▶ **INFORMATION PROVIDED**:
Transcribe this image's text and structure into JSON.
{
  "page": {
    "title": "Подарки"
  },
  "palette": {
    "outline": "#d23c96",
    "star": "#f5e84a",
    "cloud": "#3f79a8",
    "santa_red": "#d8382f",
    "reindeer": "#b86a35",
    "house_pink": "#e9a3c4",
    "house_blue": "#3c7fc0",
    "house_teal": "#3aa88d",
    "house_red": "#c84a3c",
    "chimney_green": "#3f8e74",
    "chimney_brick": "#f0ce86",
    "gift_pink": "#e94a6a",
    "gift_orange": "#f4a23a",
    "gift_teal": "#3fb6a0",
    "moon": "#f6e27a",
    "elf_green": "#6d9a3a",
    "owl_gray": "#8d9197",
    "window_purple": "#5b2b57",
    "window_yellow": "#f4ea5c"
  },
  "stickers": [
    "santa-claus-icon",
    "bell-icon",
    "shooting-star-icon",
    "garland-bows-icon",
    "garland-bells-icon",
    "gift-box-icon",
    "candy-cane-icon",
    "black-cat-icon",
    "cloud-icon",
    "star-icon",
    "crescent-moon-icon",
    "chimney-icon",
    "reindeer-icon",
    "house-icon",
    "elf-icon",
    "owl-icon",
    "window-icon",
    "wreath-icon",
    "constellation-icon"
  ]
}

▶ **EXERCISE**: Retype the data exactly as given.

▶ **THE SOLUTION**:
Transcribe this image's text and structure into JSON.
{
  "page": {
    "title": "Подарки"
  },
  "palette": {
    "outline": "#d23c96",
    "star": "#f5e84a",
    "cloud": "#3f79a8",
    "santa_red": "#d8382f",
    "reindeer": "#b86a35",
    "house_pink": "#e9a3c4",
    "house_blue": "#3c7fc0",
    "house_teal": "#3aa88d",
    "house_red": "#c84a3c",
    "chimney_green": "#3f8e74",
    "chimney_brick": "#f0ce86",
    "gift_pink": "#e94a6a",
    "gift_orange": "#f4a23a",
    "gift_teal": "#3fb6a0",
    "moon": "#f6e27a",
    "elf_green": "#6d9a3a",
    "owl_gray": "#8d9197",
    "window_purple": "#5b2b57",
    "window_yellow": "#f4ea5c"
  },
  "stickers": [
    "santa-claus-icon",
    "bell-icon",
    "shooting-star-icon",
    "garland-bows-icon",
    "garland-bells-icon",
    "gift-box-icon",
    "candy-cane-icon",
    "black-cat-icon",
    "cloud-icon",
    "star-icon",
    "crescent-moon-icon",
    "chimney-icon",
    "reindeer-icon",
    "house-icon",
    "elf-icon",
    "owl-icon",
    "window-icon",
    "wreath-icon",
    "constellation-icon"
  ]
}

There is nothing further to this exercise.